╭─ Task data

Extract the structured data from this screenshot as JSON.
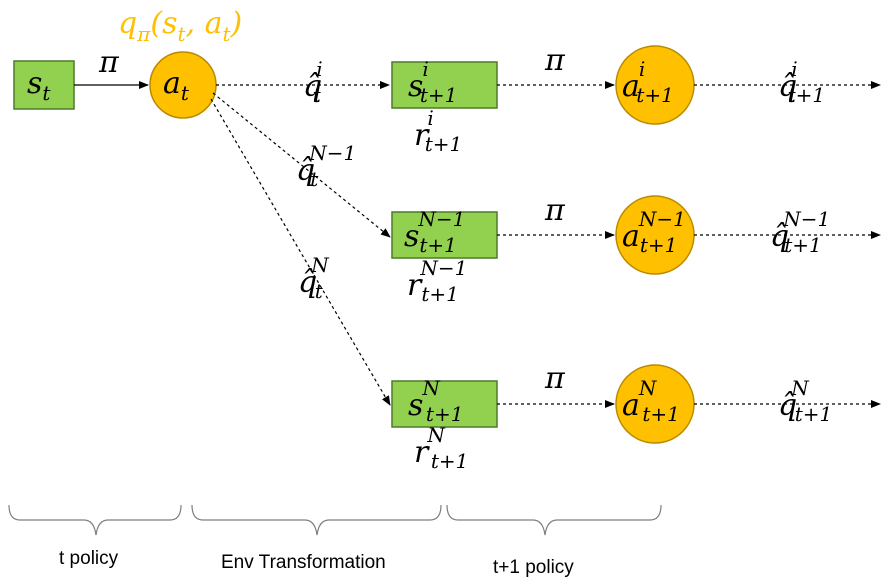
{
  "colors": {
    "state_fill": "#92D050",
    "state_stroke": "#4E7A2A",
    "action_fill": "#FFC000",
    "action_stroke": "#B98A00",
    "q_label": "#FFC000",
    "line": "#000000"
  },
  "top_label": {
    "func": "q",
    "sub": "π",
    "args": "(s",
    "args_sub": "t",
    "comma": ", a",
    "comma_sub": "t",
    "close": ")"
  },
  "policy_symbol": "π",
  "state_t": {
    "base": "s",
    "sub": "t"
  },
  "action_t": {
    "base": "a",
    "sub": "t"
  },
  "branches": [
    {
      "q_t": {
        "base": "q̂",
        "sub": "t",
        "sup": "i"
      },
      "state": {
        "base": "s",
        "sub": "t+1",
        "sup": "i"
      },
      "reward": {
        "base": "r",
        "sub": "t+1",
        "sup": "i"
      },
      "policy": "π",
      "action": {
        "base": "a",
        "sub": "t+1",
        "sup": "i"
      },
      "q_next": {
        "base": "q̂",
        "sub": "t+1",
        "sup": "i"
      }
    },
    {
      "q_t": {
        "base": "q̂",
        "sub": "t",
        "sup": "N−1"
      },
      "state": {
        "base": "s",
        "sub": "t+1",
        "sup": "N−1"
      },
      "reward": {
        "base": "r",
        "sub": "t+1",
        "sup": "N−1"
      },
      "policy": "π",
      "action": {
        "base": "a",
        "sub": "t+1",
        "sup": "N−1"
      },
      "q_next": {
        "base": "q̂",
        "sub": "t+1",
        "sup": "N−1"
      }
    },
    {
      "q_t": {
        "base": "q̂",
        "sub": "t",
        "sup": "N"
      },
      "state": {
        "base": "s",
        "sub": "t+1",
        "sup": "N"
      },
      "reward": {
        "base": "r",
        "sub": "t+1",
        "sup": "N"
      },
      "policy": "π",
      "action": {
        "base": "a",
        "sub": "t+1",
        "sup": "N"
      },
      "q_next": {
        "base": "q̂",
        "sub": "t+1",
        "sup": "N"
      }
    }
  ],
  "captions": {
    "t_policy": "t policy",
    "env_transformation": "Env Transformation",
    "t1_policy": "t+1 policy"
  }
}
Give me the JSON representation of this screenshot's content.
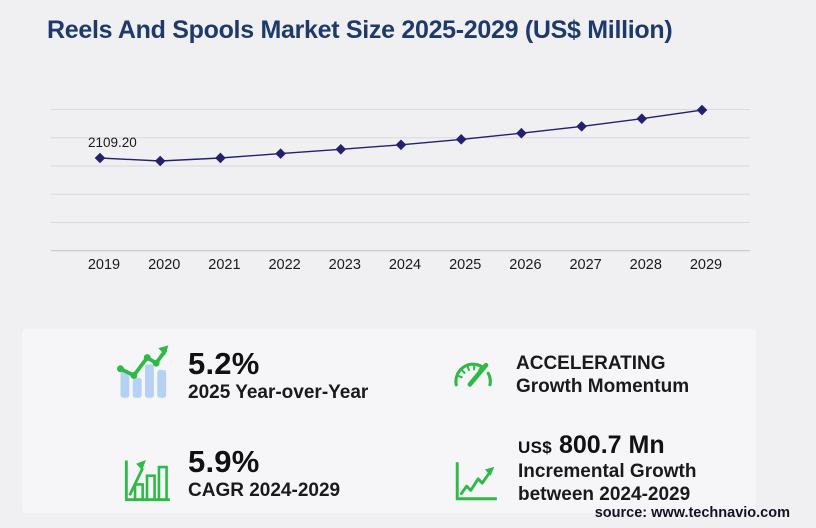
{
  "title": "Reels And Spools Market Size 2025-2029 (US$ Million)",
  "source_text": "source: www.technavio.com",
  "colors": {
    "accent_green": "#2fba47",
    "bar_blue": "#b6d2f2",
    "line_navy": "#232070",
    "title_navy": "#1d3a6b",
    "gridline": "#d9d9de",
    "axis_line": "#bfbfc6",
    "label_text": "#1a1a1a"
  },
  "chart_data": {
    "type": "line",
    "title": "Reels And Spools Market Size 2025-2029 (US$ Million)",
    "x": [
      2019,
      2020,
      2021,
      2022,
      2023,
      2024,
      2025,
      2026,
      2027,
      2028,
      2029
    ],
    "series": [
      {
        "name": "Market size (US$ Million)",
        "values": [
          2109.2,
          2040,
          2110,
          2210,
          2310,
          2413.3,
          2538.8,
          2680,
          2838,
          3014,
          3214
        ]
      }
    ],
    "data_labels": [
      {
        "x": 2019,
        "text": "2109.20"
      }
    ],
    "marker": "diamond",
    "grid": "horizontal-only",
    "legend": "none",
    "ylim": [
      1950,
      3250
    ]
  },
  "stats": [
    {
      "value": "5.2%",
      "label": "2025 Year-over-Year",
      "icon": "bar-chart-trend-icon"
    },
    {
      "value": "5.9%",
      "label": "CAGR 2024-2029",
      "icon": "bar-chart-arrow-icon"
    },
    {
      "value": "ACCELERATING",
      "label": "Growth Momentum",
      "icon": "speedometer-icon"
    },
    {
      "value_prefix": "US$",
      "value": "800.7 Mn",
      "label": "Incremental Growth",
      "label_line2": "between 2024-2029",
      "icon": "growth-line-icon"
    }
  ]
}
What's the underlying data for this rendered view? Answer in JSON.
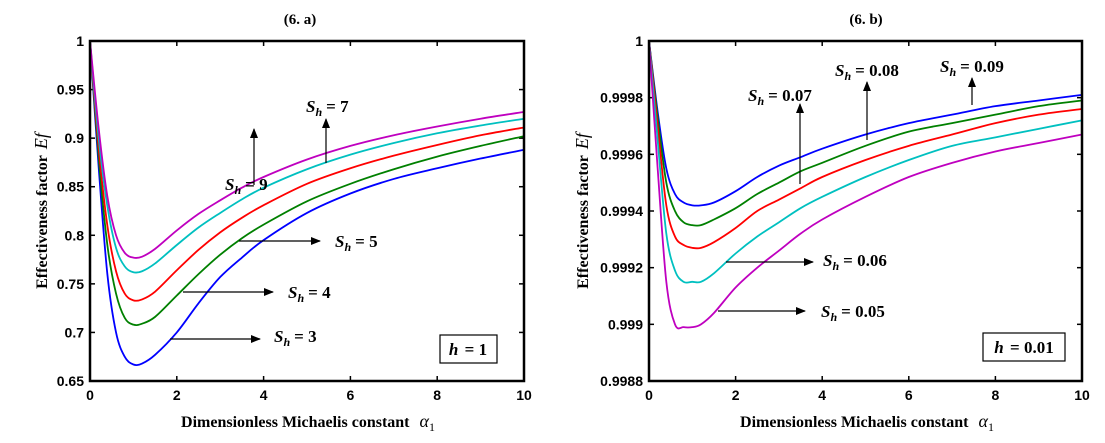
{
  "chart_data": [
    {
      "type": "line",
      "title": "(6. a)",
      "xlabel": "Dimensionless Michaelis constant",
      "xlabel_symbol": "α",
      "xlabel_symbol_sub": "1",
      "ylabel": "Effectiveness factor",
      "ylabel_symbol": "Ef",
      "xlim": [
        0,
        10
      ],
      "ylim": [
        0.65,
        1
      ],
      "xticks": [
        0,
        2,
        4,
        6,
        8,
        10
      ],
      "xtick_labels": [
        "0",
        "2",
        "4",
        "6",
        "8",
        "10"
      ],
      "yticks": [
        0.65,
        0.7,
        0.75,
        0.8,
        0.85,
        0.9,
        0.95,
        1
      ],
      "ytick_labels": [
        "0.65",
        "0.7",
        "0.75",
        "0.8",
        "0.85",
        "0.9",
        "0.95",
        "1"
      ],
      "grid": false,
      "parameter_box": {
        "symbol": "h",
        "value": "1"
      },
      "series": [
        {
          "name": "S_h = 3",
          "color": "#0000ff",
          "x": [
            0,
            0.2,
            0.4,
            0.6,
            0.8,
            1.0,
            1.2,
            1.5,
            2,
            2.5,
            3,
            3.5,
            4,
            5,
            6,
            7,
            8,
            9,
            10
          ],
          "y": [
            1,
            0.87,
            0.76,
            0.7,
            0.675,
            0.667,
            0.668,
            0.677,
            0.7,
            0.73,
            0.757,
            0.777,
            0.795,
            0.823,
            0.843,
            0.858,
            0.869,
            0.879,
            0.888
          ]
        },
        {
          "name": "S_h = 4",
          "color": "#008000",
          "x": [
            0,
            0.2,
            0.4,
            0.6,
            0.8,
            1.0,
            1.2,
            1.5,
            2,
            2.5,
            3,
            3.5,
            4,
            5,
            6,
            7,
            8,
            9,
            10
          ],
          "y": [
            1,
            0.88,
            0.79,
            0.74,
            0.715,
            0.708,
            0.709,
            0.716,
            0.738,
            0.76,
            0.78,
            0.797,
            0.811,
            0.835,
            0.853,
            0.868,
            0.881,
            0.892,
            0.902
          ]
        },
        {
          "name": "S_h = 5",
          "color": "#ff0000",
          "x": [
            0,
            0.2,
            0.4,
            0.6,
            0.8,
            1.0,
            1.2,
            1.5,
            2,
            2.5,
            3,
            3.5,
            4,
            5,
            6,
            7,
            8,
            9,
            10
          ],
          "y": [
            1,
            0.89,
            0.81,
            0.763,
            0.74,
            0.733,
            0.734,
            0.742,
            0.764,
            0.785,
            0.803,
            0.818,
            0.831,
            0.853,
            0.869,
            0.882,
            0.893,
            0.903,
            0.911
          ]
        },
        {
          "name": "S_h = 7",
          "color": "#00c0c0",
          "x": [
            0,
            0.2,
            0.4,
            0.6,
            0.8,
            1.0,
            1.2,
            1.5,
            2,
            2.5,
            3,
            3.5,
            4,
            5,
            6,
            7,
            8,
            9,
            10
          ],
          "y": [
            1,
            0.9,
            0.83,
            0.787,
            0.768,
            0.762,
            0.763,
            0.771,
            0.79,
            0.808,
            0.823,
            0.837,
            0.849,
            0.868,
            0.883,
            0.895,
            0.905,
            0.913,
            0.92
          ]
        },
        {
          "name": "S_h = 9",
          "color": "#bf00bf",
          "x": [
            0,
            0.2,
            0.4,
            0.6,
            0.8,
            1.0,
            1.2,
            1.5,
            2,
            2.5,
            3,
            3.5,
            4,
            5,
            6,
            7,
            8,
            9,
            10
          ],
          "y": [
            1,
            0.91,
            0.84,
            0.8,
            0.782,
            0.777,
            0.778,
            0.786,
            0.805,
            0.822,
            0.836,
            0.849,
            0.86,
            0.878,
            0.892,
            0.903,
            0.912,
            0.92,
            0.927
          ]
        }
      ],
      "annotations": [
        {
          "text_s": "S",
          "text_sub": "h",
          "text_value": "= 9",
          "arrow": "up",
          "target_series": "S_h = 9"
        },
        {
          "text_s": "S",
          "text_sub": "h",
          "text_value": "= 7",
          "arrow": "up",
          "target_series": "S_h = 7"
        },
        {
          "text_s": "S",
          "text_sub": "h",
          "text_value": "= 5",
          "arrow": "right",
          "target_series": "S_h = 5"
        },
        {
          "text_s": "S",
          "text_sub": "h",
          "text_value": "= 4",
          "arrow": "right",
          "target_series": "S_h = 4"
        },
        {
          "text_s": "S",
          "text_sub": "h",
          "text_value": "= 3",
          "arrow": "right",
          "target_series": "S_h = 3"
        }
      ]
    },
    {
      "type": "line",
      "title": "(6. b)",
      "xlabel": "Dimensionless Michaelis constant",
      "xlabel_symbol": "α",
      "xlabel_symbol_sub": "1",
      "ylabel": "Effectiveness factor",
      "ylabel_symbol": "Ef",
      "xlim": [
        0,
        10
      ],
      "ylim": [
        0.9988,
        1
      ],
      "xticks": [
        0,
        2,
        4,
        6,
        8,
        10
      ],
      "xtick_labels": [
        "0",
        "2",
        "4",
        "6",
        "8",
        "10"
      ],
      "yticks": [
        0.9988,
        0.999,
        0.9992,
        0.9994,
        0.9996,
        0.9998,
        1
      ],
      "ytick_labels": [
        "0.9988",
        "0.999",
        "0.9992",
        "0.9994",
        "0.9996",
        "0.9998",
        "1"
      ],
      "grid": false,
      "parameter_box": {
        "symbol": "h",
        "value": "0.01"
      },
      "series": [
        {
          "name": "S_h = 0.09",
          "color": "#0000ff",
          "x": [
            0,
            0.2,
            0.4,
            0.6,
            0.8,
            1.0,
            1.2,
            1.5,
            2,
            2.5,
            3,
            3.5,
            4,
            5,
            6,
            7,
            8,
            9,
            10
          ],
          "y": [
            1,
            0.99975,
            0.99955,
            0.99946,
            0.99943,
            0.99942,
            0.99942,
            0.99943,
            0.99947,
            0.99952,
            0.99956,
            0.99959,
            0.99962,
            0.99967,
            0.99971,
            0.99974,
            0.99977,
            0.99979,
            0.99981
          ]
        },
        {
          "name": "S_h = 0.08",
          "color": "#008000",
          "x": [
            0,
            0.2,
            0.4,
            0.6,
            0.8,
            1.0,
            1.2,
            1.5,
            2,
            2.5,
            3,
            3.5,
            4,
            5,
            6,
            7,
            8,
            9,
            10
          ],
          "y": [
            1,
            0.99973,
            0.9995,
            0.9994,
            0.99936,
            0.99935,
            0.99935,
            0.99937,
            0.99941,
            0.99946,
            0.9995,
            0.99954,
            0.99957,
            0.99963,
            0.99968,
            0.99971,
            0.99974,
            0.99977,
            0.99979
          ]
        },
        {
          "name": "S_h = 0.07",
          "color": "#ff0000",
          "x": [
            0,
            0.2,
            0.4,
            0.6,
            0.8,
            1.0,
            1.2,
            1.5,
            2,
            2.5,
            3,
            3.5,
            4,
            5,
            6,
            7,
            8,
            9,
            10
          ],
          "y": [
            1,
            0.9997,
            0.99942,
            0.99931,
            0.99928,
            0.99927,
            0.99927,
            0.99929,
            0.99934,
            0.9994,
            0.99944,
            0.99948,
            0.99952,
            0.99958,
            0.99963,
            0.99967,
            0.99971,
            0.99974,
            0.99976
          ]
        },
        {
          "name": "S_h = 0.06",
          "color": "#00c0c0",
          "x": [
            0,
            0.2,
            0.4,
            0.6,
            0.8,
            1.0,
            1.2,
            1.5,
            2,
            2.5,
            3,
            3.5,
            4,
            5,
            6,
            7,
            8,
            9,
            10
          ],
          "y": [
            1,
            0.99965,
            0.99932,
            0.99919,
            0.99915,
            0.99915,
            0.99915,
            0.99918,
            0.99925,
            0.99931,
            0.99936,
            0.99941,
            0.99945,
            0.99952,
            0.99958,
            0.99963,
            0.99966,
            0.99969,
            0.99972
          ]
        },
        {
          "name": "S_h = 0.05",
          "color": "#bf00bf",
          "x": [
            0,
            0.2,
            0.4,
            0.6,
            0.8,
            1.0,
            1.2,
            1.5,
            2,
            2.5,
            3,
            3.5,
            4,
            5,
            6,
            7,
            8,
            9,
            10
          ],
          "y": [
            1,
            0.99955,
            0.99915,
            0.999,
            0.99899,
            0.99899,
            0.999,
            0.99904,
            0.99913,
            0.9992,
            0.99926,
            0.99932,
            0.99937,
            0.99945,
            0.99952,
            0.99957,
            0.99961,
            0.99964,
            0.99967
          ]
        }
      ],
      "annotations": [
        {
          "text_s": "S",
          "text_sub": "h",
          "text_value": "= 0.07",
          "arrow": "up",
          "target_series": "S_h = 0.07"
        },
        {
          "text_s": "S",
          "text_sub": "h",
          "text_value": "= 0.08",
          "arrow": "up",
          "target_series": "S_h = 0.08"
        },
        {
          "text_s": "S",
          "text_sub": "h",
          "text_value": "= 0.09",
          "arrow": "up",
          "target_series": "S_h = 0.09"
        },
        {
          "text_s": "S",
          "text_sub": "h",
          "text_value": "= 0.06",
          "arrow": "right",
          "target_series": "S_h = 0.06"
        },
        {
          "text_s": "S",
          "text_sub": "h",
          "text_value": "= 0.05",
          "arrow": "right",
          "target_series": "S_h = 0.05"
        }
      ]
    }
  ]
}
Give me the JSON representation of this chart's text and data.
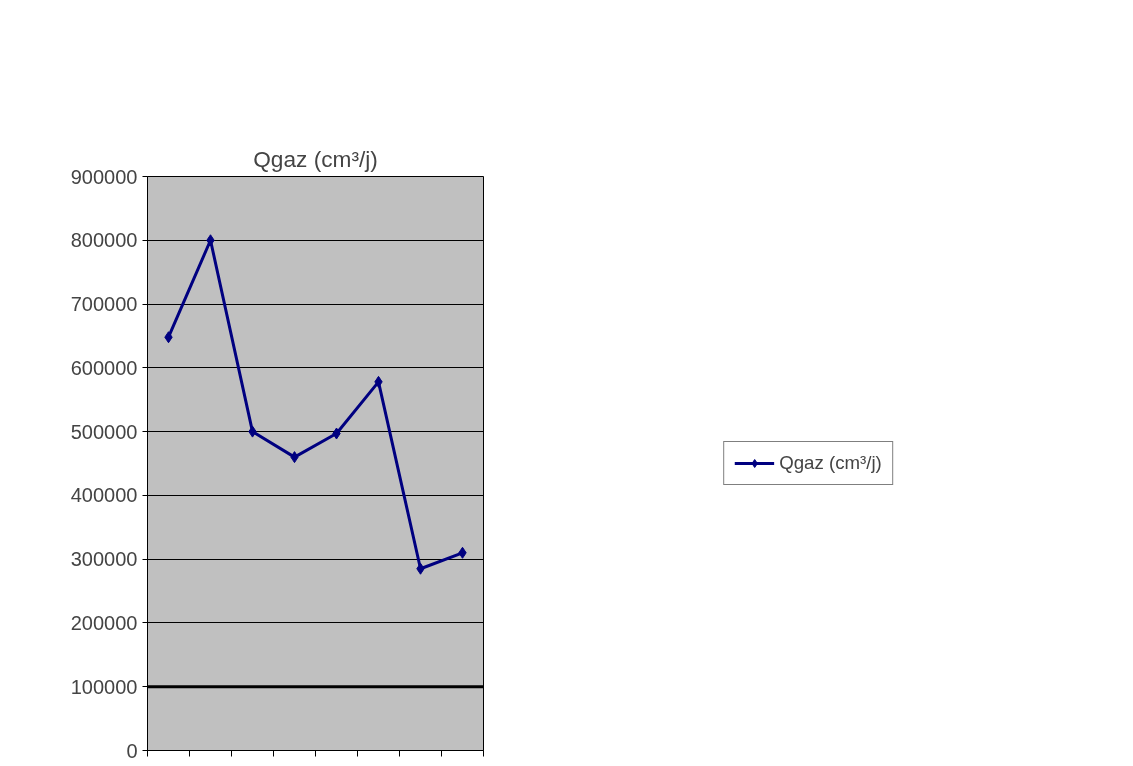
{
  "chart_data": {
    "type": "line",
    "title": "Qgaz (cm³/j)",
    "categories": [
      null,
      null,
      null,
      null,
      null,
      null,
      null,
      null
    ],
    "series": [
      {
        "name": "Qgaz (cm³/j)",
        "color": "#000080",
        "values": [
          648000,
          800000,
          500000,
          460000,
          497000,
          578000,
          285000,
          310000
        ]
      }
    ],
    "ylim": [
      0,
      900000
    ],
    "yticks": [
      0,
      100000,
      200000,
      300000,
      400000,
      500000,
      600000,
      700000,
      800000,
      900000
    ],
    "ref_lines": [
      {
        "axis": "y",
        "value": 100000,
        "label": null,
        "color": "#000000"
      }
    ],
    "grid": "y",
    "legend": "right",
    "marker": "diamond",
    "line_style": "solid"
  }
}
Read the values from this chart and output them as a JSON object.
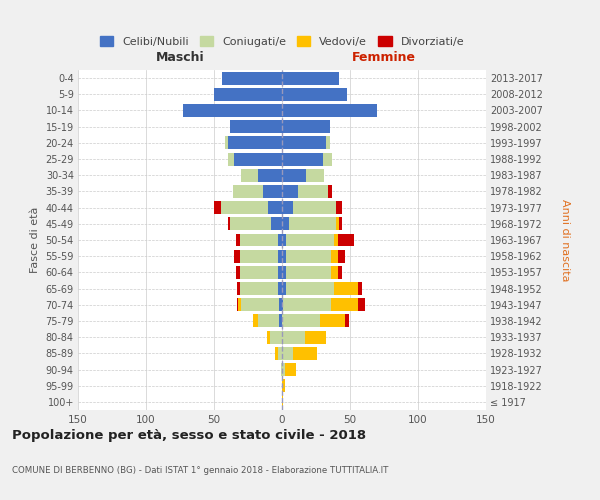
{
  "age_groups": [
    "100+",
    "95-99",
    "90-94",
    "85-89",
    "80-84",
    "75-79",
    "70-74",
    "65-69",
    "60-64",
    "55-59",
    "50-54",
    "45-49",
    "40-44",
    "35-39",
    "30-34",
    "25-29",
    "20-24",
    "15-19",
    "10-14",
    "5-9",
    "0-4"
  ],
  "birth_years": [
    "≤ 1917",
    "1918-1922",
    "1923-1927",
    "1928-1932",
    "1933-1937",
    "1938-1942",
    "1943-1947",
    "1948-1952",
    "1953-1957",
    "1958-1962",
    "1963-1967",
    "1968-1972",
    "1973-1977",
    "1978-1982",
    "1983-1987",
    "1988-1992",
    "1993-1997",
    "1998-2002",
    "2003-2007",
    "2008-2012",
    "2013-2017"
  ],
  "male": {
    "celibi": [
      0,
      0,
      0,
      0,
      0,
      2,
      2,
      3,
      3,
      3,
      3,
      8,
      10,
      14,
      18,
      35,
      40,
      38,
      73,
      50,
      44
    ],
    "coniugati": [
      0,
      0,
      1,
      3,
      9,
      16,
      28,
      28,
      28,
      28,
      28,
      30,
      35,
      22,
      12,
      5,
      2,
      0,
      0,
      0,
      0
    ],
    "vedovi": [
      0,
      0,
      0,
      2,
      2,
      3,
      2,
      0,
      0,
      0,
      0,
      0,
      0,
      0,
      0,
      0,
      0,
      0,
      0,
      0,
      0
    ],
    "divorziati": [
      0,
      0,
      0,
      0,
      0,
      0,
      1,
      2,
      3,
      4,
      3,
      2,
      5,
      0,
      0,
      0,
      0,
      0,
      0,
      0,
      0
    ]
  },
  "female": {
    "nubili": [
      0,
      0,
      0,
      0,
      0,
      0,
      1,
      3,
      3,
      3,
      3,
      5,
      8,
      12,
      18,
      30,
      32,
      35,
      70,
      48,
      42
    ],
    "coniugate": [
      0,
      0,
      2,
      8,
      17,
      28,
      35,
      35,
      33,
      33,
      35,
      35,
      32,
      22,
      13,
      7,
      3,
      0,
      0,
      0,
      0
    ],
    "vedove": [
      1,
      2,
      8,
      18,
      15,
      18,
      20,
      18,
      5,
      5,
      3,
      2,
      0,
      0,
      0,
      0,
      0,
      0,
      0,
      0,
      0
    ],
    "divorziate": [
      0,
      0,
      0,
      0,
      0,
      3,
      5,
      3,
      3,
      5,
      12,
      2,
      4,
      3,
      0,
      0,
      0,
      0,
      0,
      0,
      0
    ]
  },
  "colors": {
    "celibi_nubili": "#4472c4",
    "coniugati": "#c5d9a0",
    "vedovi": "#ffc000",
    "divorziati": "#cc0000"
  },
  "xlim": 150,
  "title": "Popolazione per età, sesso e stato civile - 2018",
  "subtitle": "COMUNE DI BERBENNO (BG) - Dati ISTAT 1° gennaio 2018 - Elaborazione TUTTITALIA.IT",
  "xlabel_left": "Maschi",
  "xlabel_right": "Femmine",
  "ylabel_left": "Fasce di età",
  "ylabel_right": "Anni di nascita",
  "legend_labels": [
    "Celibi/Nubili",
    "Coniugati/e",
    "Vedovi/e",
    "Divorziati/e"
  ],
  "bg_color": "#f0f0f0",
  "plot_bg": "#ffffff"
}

╰─

_Exercise details_:
Filter the data for the string "this" and copy every line that has it.

_Response to the task_:
Extract the structured data from this screenshot as JSON.
Give me the JSON representation of this screenshot's content.
What's the underlying data for this rendered view? Answer in JSON.
Give me the JSON representation of this chart's text and data.
Read the values from this chart and output them as a JSON object.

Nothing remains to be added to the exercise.